◆ **Excerpted passage**:
####
Myth 2: You can take over-the-counter medications unmonitored.
Several medications are readily available over-the-counter for temporary heartburn relief:
- Proton pump inhibitors (PPI)
- H2 blockers
- Antacids
These medications all work to reduce acid exposure in the stomach. Antacids dilute the acid produced by the stomach, while PPIs and H2 blockers reduce the stomach’s production of acid. Although these can help manage symptoms, consult your physician if you find yourself needing these medications more frequently or more than two times a week.
“Your physician will use a series of tests to determine if your symptoms are related to the body’s release of acid,” says Dr. Maish. “It is important to undergo testing to identify what is really going on, and if you have GERD or some other condition. Only then can the treatment plan be identified. It is not a good idea to be on medication unmonitored.”
Additionally, your physician may be able to recommend a specific approach to alleviate symptoms. For example, taking an antacid and an H2 blocker may help an individual by first neutralizing the acid in the stomach and then limiting additional acid production.
Myth 3: Medications ‘fix’ GERD.
Non-surgical options can help manage symptoms by decreasing or eliminating acid production in your stomach. However, for those with GERD, the actual root issue lies in the mechanics of your body. “The actual acid reflux is still occurring,” says Dr. Maish. “Therein lies why we have to look at the testing to see what is really going on.”
If left untreated, GERD could put you at risk for other, more serious health issues. Persistent regurgitation can cause inflammation in the esophagus. This can lead to Barrett’s esophagus or a narrowing in the esophagus, both of which can lead to difficulty eating and esophageal cancer. “Medication helps, but a silent problem can continue,” says Dr. Maish.
Myth 4: There aren’t many surgical options.
####
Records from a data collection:
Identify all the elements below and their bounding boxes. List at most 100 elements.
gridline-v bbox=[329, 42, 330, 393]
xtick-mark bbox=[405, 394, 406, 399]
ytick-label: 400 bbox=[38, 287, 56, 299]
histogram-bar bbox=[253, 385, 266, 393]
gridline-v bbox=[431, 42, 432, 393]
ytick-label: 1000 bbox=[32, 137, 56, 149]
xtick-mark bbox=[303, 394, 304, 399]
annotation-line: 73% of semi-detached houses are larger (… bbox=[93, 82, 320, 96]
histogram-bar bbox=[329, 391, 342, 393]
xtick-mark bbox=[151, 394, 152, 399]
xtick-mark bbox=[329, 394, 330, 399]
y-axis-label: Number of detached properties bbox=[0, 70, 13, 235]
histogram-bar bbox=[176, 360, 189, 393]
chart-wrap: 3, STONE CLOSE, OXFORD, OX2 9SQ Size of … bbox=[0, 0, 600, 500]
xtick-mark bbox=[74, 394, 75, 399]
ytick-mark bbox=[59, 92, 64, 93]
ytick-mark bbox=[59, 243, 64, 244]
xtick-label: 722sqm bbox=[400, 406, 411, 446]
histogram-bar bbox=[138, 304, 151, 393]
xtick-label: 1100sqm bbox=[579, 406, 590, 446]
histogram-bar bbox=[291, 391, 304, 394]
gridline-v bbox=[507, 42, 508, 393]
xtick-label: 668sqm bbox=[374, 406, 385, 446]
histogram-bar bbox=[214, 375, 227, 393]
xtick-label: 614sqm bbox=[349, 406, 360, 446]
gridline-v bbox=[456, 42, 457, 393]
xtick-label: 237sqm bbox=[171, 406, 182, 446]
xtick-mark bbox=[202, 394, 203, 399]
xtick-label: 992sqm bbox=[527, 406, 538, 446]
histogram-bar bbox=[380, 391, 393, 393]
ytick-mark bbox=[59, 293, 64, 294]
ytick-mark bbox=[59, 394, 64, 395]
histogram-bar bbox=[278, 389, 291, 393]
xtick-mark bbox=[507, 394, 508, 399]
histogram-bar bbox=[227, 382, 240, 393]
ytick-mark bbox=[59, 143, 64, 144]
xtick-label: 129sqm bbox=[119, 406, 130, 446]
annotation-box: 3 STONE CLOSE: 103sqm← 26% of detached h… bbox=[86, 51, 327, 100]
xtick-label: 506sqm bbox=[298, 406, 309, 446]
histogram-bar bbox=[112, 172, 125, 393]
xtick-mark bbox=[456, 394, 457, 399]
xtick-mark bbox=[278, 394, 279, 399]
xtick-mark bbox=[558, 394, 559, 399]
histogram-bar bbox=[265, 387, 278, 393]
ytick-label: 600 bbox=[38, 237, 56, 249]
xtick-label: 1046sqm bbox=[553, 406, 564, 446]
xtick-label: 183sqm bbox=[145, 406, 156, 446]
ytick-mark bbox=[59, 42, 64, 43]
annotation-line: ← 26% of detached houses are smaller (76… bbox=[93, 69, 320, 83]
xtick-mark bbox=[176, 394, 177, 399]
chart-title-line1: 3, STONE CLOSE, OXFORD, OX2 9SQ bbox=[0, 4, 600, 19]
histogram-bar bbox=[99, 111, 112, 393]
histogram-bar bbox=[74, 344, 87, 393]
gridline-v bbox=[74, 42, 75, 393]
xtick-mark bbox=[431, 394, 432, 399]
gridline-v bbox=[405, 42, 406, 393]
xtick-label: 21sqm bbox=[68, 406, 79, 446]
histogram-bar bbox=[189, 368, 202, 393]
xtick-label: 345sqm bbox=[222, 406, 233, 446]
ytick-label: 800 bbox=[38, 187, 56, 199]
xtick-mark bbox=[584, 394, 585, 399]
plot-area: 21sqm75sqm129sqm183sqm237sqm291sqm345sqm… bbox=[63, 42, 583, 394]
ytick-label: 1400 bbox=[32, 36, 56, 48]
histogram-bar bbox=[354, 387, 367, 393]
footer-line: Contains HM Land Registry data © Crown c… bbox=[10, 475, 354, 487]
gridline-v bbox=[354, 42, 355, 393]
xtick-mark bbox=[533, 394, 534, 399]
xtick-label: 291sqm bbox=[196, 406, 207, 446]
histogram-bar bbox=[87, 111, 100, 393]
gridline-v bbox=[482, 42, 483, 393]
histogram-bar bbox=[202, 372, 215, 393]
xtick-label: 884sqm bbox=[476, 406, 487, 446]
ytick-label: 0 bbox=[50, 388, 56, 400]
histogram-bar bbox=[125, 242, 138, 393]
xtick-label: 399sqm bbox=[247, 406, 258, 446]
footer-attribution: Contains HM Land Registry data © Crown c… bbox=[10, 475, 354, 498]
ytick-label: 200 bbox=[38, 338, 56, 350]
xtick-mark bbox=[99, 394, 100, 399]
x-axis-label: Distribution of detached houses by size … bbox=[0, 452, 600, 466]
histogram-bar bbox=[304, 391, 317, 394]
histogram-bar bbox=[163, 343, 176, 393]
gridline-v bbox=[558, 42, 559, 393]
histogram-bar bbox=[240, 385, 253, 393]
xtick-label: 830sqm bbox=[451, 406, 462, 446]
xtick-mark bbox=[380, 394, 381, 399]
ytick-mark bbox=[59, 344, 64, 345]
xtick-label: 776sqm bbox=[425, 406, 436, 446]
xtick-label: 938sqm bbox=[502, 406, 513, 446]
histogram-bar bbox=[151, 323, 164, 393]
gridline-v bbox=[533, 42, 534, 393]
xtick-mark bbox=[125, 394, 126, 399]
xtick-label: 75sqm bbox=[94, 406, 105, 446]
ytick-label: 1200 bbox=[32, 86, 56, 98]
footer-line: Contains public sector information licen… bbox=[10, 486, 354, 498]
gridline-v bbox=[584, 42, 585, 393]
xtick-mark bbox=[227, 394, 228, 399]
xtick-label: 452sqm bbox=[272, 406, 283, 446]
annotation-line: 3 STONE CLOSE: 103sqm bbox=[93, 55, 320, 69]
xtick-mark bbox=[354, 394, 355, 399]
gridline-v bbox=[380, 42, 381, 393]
####
◆ **Study questions**:
1. In the passage on GERD myths, how do antacids reduce acid exposure differently from PPIs and H2 blockers?
2. Copy word for word the section of the passage on GERD myths that begins with "Additionally, your physician" and ends with "additional acid production.".

◆ **Expected outputs**:
1. Antacids dilute the acid the stomach produces, while PPIs and H2 blockers reduce the stomach's production of acid.

2.
Additionally, your physician may be able to recommend a specific approach to alleviate symptoms. For example, taking an antacid and an H2 blocker may help an individual by first neutralizing the acid in the stomach and then limiting additional acid production.